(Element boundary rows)
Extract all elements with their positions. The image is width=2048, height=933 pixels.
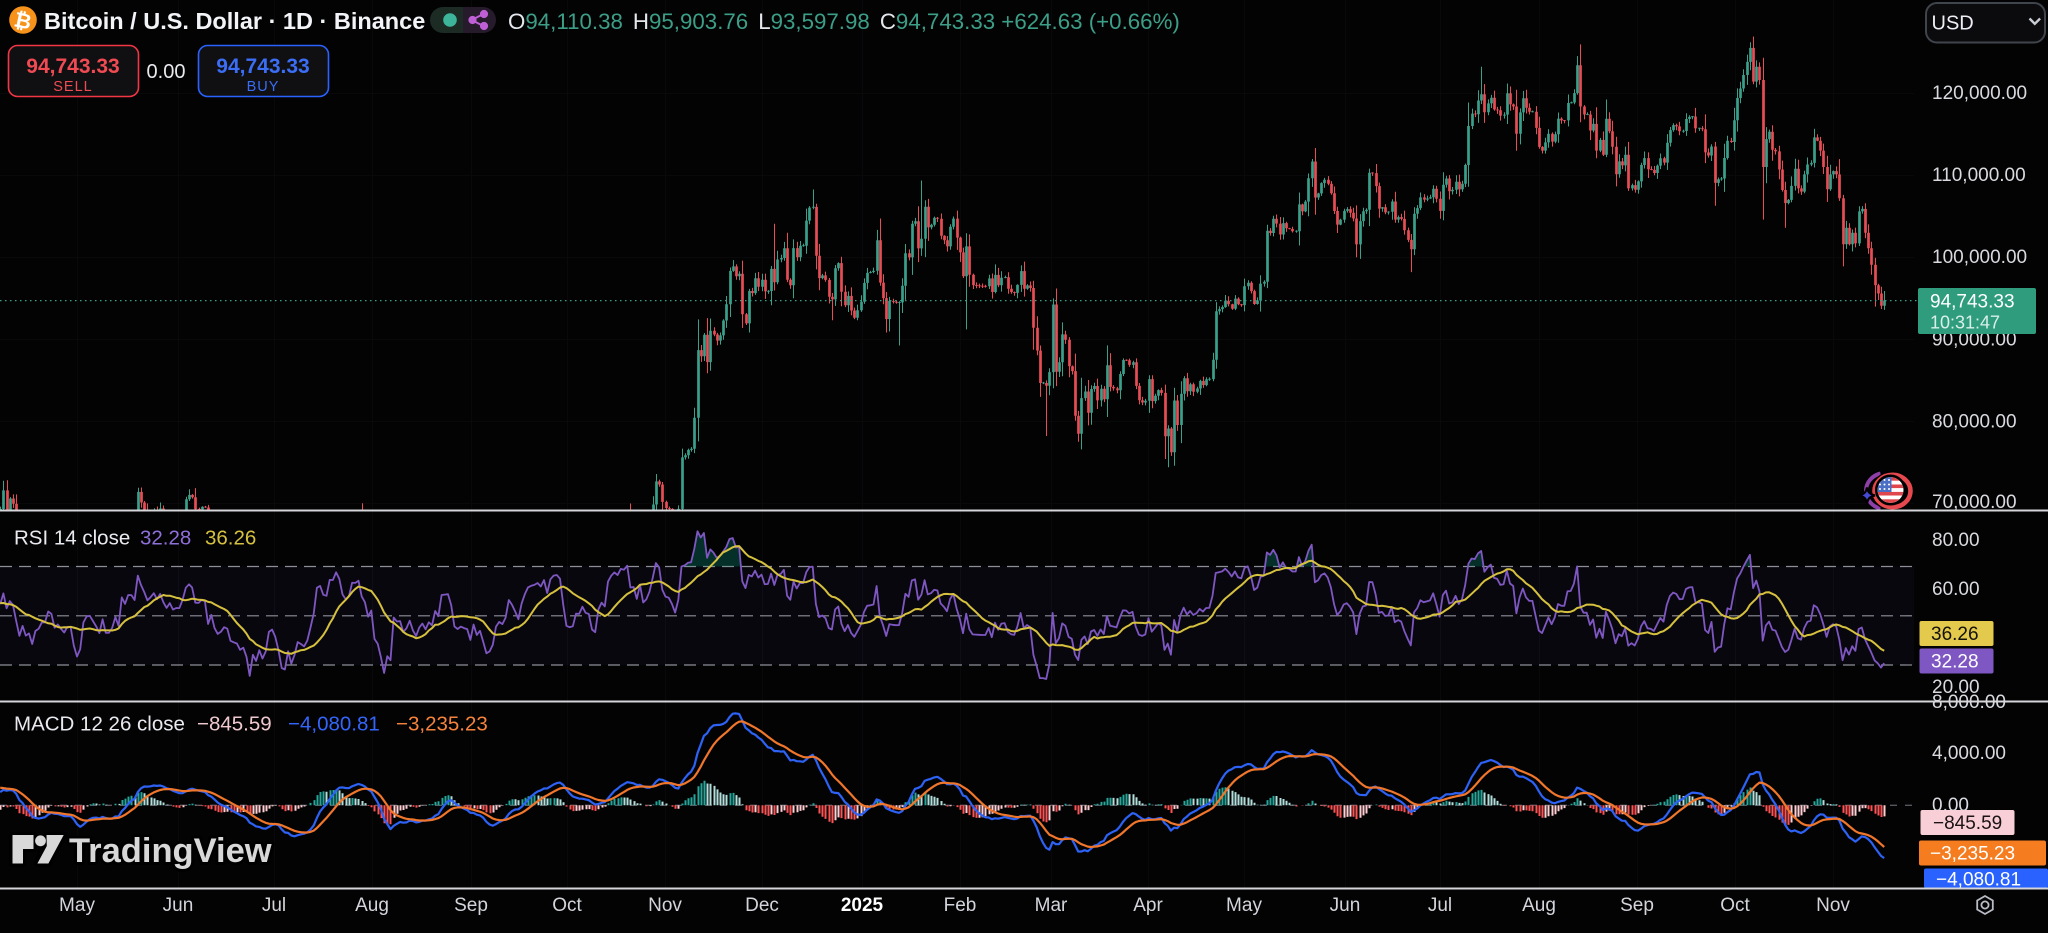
svg-text:32.28: 32.28 [1931, 652, 1979, 673]
svg-text:94,743.33: 94,743.33 [26, 55, 119, 78]
svg-text:36.26: 36.26 [205, 527, 256, 550]
svg-text:70,000.00: 70,000.00 [1932, 492, 2017, 513]
svg-text:Feb: Feb [944, 895, 977, 916]
svg-text:120,000.00: 120,000.00 [1932, 83, 2027, 104]
svg-text:TradingView: TradingView [69, 832, 272, 870]
svg-text:Dec: Dec [745, 895, 779, 916]
svg-text:RSI 14 close: RSI 14 close [14, 527, 130, 550]
svg-text:May: May [1226, 895, 1262, 916]
svg-text:Oct: Oct [552, 895, 582, 916]
svg-text:Aug: Aug [1522, 895, 1556, 916]
svg-text:110,000.00: 110,000.00 [1932, 165, 2026, 186]
svg-text:36.26: 36.26 [1931, 624, 1979, 645]
svg-text:BUY: BUY [247, 79, 280, 95]
svg-text:−4,080.81: −4,080.81 [288, 713, 380, 736]
svg-text:4,000.00: 4,000.00 [1932, 743, 2006, 764]
svg-text:−3,235.23: −3,235.23 [1930, 844, 2015, 865]
svg-text:94,743.33: 94,743.33 [1930, 292, 2015, 313]
svg-text:Oct: Oct [1720, 895, 1750, 916]
svg-text:−4,080.81: −4,080.81 [1936, 870, 2021, 891]
svg-text:94,743.33: 94,743.33 [216, 55, 309, 78]
svg-text:−845.59: −845.59 [1933, 813, 2002, 834]
svg-text:−3,235.23: −3,235.23 [396, 713, 488, 736]
svg-text:Bitcoin / U.S. Dollar · 1D · B: Bitcoin / U.S. Dollar · 1D · Binance [44, 8, 425, 34]
svg-text:MACD 12 26 close: MACD 12 26 close [14, 713, 185, 736]
svg-text:20.00: 20.00 [1932, 677, 1980, 698]
svg-text:SELL: SELL [53, 79, 92, 95]
svg-text:Nov: Nov [1816, 895, 1850, 916]
svg-text:Nov: Nov [648, 895, 682, 916]
svg-text:10:31:47: 10:31:47 [1930, 313, 2000, 333]
svg-text:100,000.00: 100,000.00 [1932, 247, 2027, 268]
svg-text:May: May [59, 895, 95, 916]
svg-text:Jun: Jun [1330, 895, 1361, 916]
svg-text:Jul: Jul [1428, 895, 1452, 916]
svg-text:Aug: Aug [355, 895, 389, 916]
svg-text:USD: USD [1932, 13, 1974, 35]
svg-text:Mar: Mar [1035, 895, 1068, 916]
svg-text:60.00: 60.00 [1932, 579, 1980, 600]
svg-text:0.00: 0.00 [147, 61, 186, 83]
svg-text:80.00: 80.00 [1932, 530, 1980, 551]
svg-text:Jul: Jul [262, 895, 286, 916]
svg-text:2025: 2025 [841, 895, 884, 916]
svg-text:Sep: Sep [454, 895, 488, 916]
svg-text:−845.59: −845.59 [197, 713, 272, 736]
svg-text:32.28: 32.28 [140, 527, 191, 550]
svg-text:90,000.00: 90,000.00 [1932, 330, 2017, 351]
svg-text:Jun: Jun [163, 895, 194, 916]
svg-text:Sep: Sep [1620, 895, 1654, 916]
svg-text:Apr: Apr [1133, 895, 1163, 916]
svg-text:₿: ₿ [12, 8, 34, 34]
svg-text:80,000.00: 80,000.00 [1932, 412, 2017, 433]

- YOUR OBJECTIVE:
Pick out each line in the rows above that contains the word "close", and list those lines.

- SOLUTION FOR THIS PROBLEM:
svg-text:RSI 14 close: RSI 14 close [14, 527, 130, 550]
svg-text:MACD 12 26 close: MACD 12 26 close [14, 713, 185, 736]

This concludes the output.